_Do this_
Retype every entry word for word.

_Supplied entries_

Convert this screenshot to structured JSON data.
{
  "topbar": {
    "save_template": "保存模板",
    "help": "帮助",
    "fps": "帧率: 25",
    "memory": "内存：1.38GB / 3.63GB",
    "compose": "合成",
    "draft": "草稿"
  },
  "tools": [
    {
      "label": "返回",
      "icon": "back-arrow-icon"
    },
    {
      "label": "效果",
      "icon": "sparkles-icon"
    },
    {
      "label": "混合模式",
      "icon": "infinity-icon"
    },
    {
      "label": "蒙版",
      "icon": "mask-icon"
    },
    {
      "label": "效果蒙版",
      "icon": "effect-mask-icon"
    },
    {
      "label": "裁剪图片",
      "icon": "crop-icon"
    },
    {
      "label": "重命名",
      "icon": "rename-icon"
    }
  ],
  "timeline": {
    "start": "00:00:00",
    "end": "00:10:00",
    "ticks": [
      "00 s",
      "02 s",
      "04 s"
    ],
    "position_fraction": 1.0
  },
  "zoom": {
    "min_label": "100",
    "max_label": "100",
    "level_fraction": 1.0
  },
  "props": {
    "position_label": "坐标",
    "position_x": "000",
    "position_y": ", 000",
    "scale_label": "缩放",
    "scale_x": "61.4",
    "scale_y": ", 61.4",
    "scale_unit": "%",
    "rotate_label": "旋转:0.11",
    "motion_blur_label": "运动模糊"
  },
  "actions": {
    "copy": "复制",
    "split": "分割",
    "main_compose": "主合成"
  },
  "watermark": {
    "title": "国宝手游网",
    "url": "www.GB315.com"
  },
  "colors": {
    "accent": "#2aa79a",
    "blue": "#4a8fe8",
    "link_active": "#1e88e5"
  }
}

_Full solution_
Convert this screenshot to structured JSON data.
{
  "topbar": {
    "save_template": "保存模板",
    "help": "帮助",
    "fps": "帧率: 25",
    "memory": "内存：1.38GB / 3.63GB",
    "compose": "合成",
    "draft": "草稿"
  },
  "tools": [
    {
      "label": "返回",
      "icon": "back-arrow-icon"
    },
    {
      "label": "效果",
      "icon": "sparkles-icon"
    },
    {
      "label": "混合模式",
      "icon": "infinity-icon"
    },
    {
      "label": "蒙版",
      "icon": "mask-icon"
    },
    {
      "label": "效果蒙版",
      "icon": "effect-mask-icon"
    },
    {
      "label": "裁剪图片",
      "icon": "crop-icon"
    },
    {
      "label": "重命名",
      "icon": "rename-icon"
    }
  ],
  "timeline": {
    "start": "00:00:00",
    "end": "00:10:00",
    "ticks": [
      "00 s",
      "02 s",
      "04 s"
    ],
    "position_fraction": 1.0
  },
  "zoom": {
    "min_label": "100",
    "max_label": "100",
    "level_fraction": 1.0
  },
  "props": {
    "position_label": "坐标",
    "position_x": "000",
    "position_y": ", 000",
    "scale_label": "缩放",
    "scale_x": "61.4",
    "scale_y": ", 61.4",
    "scale_unit": "%",
    "rotate_label": "旋转:0.11",
    "motion_blur_label": "运动模糊"
  },
  "actions": {
    "copy": "复制",
    "split": "分割",
    "main_compose": "主合成"
  },
  "watermark": {
    "title": "国宝手游网",
    "url": "www.GB315.com"
  },
  "colors": {
    "accent": "#2aa79a",
    "blue": "#4a8fe8",
    "link_active": "#1e88e5"
  }
}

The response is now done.